Task to complete: Extract all lines that hold "Logged" from the records below.

(Dataset excerpts)

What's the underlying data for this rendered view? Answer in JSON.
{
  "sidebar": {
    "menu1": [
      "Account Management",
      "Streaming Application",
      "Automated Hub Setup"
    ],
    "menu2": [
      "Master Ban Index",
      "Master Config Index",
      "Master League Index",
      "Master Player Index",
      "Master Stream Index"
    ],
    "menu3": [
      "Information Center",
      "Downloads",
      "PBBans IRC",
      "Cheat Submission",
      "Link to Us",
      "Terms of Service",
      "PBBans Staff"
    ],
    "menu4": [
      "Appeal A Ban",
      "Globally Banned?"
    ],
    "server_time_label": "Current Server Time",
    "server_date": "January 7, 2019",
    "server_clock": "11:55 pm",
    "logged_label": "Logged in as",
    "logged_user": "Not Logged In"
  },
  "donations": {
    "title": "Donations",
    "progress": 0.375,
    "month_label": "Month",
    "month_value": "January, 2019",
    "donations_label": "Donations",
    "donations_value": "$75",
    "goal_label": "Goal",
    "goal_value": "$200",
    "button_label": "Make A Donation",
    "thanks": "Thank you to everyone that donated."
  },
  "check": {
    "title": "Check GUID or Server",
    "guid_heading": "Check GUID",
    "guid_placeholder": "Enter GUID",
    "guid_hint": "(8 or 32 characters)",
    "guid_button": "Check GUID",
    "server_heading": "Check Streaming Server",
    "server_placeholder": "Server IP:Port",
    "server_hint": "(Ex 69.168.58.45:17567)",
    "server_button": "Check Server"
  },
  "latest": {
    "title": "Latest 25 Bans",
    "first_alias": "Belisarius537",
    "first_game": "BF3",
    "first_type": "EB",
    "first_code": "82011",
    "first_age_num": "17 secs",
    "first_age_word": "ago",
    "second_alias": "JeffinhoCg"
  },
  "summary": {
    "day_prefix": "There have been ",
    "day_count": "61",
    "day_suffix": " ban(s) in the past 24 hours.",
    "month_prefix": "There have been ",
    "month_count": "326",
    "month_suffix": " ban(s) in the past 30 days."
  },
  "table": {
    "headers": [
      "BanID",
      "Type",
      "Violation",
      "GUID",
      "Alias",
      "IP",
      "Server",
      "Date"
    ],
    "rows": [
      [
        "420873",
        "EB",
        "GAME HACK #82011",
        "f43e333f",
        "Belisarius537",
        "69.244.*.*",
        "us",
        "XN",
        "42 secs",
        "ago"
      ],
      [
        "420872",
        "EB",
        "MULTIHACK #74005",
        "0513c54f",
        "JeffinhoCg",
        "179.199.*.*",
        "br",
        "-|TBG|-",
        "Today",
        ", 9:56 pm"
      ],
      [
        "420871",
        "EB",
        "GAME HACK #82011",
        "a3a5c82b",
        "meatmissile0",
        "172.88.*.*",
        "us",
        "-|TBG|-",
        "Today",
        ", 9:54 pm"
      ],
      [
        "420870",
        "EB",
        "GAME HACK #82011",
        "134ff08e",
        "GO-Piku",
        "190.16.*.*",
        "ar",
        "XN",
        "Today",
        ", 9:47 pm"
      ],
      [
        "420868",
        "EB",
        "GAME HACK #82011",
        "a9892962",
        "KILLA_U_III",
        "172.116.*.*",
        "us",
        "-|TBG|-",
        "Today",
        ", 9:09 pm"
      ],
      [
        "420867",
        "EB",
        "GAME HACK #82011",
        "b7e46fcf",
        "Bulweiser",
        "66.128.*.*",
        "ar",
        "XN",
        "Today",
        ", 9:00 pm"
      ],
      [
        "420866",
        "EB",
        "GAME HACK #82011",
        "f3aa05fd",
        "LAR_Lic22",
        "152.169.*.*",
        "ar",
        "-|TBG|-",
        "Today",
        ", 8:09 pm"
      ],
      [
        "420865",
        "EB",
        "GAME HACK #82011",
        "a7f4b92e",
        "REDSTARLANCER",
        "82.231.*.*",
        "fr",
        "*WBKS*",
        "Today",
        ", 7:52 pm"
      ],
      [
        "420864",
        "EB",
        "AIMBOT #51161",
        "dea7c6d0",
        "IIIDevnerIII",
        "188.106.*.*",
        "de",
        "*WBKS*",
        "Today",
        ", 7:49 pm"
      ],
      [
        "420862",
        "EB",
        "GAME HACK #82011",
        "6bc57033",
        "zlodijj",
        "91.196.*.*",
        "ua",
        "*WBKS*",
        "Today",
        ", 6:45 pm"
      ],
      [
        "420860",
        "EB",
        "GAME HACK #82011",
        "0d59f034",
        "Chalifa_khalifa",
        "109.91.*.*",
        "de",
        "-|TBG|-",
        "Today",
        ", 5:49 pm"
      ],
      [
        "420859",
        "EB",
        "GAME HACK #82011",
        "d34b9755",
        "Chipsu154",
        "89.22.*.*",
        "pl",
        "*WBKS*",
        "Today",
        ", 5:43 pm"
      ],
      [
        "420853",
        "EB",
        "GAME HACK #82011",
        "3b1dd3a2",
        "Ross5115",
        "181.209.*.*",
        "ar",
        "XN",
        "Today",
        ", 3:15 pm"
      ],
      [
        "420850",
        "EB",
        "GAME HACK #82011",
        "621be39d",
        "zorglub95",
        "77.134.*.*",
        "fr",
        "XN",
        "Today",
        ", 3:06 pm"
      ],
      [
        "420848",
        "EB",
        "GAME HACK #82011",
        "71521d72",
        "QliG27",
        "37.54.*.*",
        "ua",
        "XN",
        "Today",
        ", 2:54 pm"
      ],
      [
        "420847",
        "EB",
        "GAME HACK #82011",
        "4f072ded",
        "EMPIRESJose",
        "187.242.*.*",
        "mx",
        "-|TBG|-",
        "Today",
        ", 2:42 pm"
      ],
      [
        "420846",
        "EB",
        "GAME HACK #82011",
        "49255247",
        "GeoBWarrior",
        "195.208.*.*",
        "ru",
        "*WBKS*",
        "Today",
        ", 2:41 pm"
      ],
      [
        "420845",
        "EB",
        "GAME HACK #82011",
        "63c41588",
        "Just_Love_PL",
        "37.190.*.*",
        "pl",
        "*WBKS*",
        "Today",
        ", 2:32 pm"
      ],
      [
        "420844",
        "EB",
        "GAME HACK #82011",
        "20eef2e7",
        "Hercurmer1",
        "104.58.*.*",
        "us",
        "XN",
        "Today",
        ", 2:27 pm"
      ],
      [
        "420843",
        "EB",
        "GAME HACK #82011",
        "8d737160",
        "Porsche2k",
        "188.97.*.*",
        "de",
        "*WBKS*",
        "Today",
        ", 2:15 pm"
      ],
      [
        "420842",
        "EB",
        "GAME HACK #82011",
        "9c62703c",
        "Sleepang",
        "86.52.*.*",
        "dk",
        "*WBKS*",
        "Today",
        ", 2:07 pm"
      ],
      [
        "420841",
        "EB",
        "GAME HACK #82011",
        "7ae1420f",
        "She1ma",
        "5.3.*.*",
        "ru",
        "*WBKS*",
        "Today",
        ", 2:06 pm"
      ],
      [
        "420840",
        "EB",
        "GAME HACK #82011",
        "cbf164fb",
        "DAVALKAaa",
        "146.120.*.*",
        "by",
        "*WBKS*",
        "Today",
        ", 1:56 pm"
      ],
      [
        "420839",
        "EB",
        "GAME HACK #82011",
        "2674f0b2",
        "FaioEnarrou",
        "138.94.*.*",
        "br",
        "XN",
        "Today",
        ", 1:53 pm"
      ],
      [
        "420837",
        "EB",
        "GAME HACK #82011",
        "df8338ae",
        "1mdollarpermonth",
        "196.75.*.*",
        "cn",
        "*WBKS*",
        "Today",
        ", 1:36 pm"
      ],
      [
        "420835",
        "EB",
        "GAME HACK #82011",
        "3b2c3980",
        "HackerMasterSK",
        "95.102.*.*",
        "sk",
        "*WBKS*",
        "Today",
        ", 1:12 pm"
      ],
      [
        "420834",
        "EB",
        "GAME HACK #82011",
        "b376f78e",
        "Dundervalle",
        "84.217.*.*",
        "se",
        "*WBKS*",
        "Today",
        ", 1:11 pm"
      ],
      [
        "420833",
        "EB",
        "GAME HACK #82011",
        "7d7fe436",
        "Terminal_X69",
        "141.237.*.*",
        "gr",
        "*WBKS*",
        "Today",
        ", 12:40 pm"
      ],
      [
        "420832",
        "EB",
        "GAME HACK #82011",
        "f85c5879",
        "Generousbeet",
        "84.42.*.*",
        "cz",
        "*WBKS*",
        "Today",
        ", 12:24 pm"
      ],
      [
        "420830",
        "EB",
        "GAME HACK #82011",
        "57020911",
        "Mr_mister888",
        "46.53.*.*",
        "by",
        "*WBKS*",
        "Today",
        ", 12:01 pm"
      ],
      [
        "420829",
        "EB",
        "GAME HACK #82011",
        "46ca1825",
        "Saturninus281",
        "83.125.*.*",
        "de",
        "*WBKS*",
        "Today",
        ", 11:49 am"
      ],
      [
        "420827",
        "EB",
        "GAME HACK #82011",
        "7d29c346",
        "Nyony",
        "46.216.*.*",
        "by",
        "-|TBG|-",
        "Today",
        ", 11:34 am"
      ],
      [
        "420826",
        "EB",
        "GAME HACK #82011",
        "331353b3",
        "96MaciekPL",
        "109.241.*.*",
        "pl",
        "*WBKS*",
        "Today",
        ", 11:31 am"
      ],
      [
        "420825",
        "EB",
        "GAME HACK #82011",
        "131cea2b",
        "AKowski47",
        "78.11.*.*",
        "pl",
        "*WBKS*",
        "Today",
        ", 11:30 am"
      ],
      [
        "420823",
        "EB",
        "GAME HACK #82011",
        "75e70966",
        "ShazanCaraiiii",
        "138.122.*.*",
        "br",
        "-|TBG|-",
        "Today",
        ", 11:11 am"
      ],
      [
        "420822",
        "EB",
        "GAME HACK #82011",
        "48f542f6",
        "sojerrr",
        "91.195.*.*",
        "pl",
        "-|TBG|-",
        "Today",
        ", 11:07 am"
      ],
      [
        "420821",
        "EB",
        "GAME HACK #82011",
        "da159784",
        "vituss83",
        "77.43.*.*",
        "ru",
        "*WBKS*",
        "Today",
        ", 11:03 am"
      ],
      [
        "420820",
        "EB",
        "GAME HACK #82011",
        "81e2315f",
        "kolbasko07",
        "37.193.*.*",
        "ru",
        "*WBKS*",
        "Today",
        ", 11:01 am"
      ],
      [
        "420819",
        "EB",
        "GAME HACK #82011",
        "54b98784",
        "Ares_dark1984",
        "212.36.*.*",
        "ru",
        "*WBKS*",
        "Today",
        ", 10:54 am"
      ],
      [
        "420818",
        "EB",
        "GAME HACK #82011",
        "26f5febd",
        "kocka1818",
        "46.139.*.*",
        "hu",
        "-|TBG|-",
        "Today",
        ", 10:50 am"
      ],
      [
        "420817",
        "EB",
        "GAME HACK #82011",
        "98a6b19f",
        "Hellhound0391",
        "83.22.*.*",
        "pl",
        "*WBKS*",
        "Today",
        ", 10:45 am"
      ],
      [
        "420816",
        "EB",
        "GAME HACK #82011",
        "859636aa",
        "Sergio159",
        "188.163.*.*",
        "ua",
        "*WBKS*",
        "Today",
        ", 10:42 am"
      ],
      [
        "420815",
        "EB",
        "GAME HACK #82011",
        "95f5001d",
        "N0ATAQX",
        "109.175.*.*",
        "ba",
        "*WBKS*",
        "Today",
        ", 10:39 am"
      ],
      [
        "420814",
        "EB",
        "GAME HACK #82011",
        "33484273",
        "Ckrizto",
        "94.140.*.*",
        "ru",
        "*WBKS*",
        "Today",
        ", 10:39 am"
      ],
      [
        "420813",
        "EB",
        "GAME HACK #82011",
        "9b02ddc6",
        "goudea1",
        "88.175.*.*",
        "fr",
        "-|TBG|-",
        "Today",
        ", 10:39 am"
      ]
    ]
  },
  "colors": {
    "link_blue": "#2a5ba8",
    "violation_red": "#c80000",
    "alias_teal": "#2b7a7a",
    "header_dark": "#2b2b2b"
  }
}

Task output:
    "logged_label": "Logged in as",
    "logged_user": "Not Logged In"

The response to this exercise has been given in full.